_Source material_.
▼▼▼

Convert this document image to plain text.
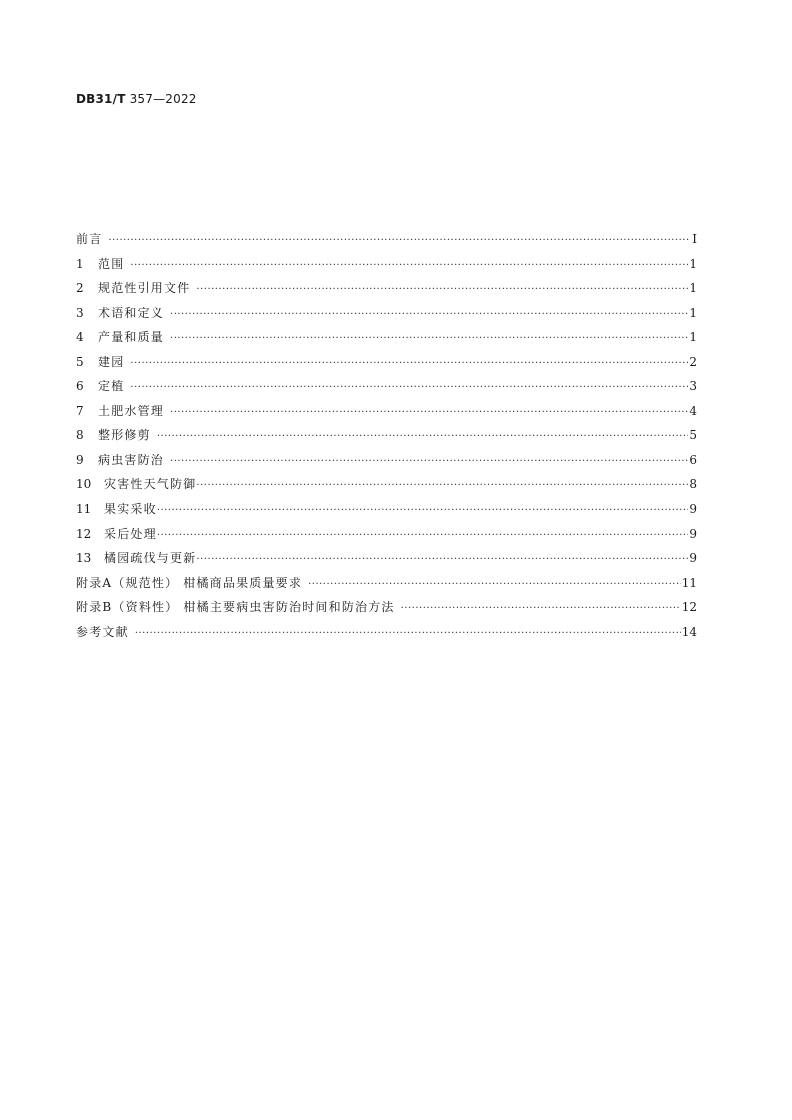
DB31/T 357—2022
前言 ·····	I
1	范围 ·····	1
2	规范性引用文件 ·····	1
3	术语和定义 ·····	1
4	产量和质量 ·····	1
5	建园 ·····	2
6	定植 ·····	3
7	土肥水管理 ·····	4
8	整形修剪 ·····	5
9	病虫害防治 ·····	6
10	灾害性天气防御 ·····	8
11	果实采收 ·····	9
12	采后处理 ·····	9
13	橘园疏伐与更新 ·····	9
附录A（规范性） 柑橘商品果质量要求 ·····	11
附录B（资料性） 柑橘主要病虫害防治时间和防治方法 ·····	12
参考文献 ·····	14
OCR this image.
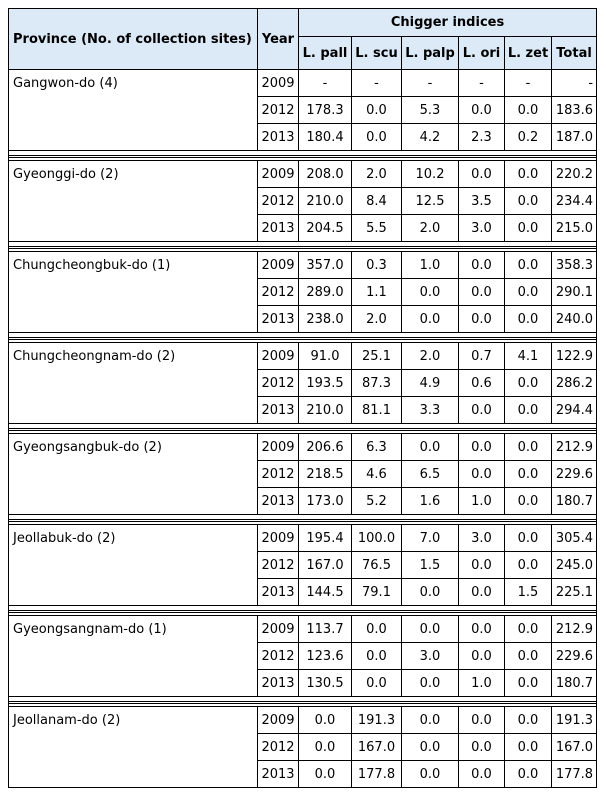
Province (No. of collection sites)	Year	Chigger indices					
		L. pall	L. scu	L. palp	L. ori	L. zet	Total
Gangwon-do (4)	2009	-	-	-	-	-	-
	2012	178.3	0.0	5.3	0.0	0.0	183.6
	2013	180.4	0.0	4.2	2.3	0.2	187.0

Gyeonggi-do (2)	2009	208.0	2.0	10.2	0.0	0.0	220.2
	2012	210.0	8.4	12.5	3.5	0.0	234.4
	2013	204.5	5.5	2.0	3.0	0.0	215.0

Chungcheongbuk-do (1)	2009	357.0	0.3	1.0	0.0	0.0	358.3
	2012	289.0	1.1	0.0	0.0	0.0	290.1
	2013	238.0	2.0	0.0	0.0	0.0	240.0

Chungcheongnam-do (2)	2009	91.0	25.1	2.0	0.7	4.1	122.9
	2012	193.5	87.3	4.9	0.6	0.0	286.2
	2013	210.0	81.1	3.3	0.0	0.0	294.4

Gyeongsangbuk-do (2)	2009	206.6	6.3	0.0	0.0	0.0	212.9
	2012	218.5	4.6	6.5	0.0	0.0	229.6
	2013	173.0	5.2	1.6	1.0	0.0	180.7

Jeollabuk-do (2)	2009	195.4	100.0	7.0	3.0	0.0	305.4
	2012	167.0	76.5	1.5	0.0	0.0	245.0
	2013	144.5	79.1	0.0	0.0	1.5	225.1

Gyeongsangnam-do (1)	2009	113.7	0.0	0.0	0.0	0.0	212.9
	2012	123.6	0.0	3.0	0.0	0.0	229.6
	2013	130.5	0.0	0.0	1.0	0.0	180.7

Jeollanam-do (2)	2009	0.0	191.3	0.0	0.0	0.0	191.3
	2012	0.0	167.0	0.0	0.0	0.0	167.0
	2013	0.0	177.8	0.0	0.0	0.0	177.8
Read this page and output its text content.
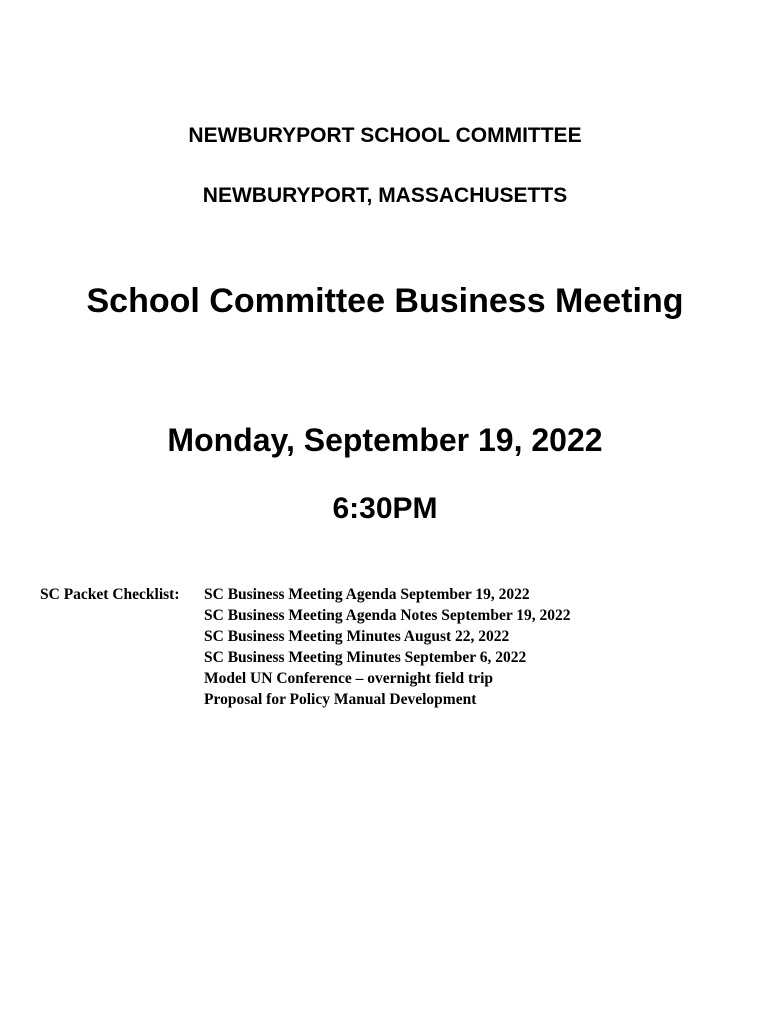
NEWBURYPORT SCHOOL COMMITTEE
NEWBURYPORT, MASSACHUSETTS
School Committee Business Meeting
Monday, September 19, 2022
6:30PM
SC Packet Checklist:	SC Business Meeting Agenda September 19, 2022
SC Business Meeting Agenda Notes September 19, 2022
SC Business Meeting Minutes August 22, 2022
SC Business Meeting Minutes September 6, 2022
Model UN Conference – overnight field trip
Proposal for Policy Manual Development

▲▲▲

_Description of the task_. Transcribe the records above exactly as they appear, leaving out any pictures.

_Answer for this exercise_.
Convert this document image to plain text.
DB31/T 357—2022
前言 ·····	I
1	范围 ·····	1
2	规范性引用文件 ·····	1
3	术语和定义 ·····	1
4	产量和质量 ·····	1
5	建园 ·····	2
6	定植 ·····	3
7	土肥水管理 ·····	4
8	整形修剪 ·····	5
9	病虫害防治 ·····	6
10	灾害性天气防御 ·····	8
11	果实采收 ·····	9
12	采后处理 ·····	9
13	橘园疏伐与更新 ·····	9
附录A（规范性） 柑橘商品果质量要求 ·····	11
附录B（资料性） 柑橘主要病虫害防治时间和防治方法 ·····	12
参考文献 ·····	14
OCR this image.
Province (No. of collection sites)	Year	Chigger indices					
		L. pall	L. scu	L. palp	L. ori	L. zet	Total
Gangwon-do (4)	2009	-	-	-	-	-	-
	2012	178.3	0.0	5.3	0.0	0.0	183.6
	2013	180.4	0.0	4.2	2.3	0.2	187.0

Gyeonggi-do (2)	2009	208.0	2.0	10.2	0.0	0.0	220.2
	2012	210.0	8.4	12.5	3.5	0.0	234.4
	2013	204.5	5.5	2.0	3.0	0.0	215.0

Chungcheongbuk-do (1)	2009	357.0	0.3	1.0	0.0	0.0	358.3
	2012	289.0	1.1	0.0	0.0	0.0	290.1
	2013	238.0	2.0	0.0	0.0	0.0	240.0

Chungcheongnam-do (2)	2009	91.0	25.1	2.0	0.7	4.1	122.9
	2012	193.5	87.3	4.9	0.6	0.0	286.2
	2013	210.0	81.1	3.3	0.0	0.0	294.4

Gyeongsangbuk-do (2)	2009	206.6	6.3	0.0	0.0	0.0	212.9
	2012	218.5	4.6	6.5	0.0	0.0	229.6
	2013	173.0	5.2	1.6	1.0	0.0	180.7

Jeollabuk-do (2)	2009	195.4	100.0	7.0	3.0	0.0	305.4
	2012	167.0	76.5	1.5	0.0	0.0	245.0
	2013	144.5	79.1	0.0	0.0	1.5	225.1

Gyeongsangnam-do (1)	2009	113.7	0.0	0.0	0.0	0.0	212.9
	2012	123.6	0.0	3.0	0.0	0.0	229.6
	2013	130.5	0.0	0.0	1.0	0.0	180.7

Jeollanam-do (2)	2009	0.0	191.3	0.0	0.0	0.0	191.3
	2012	0.0	167.0	0.0	0.0	0.0	167.0
	2013	0.0	177.8	0.0	0.0	0.0	177.8
Read this page and output its text content.
NEWBURYPORT SCHOOL COMMITTEE
NEWBURYPORT, MASSACHUSETTS
School Committee Business Meeting
Monday, September 19, 2022
6:30PM
SC Packet Checklist:	SC Business Meeting Agenda September 19, 2022
SC Business Meeting Agenda Notes September 19, 2022
SC Business Meeting Minutes August 22, 2022
SC Business Meeting Minutes September 6, 2022
Model UN Conference – overnight field trip
Proposal for Policy Manual Development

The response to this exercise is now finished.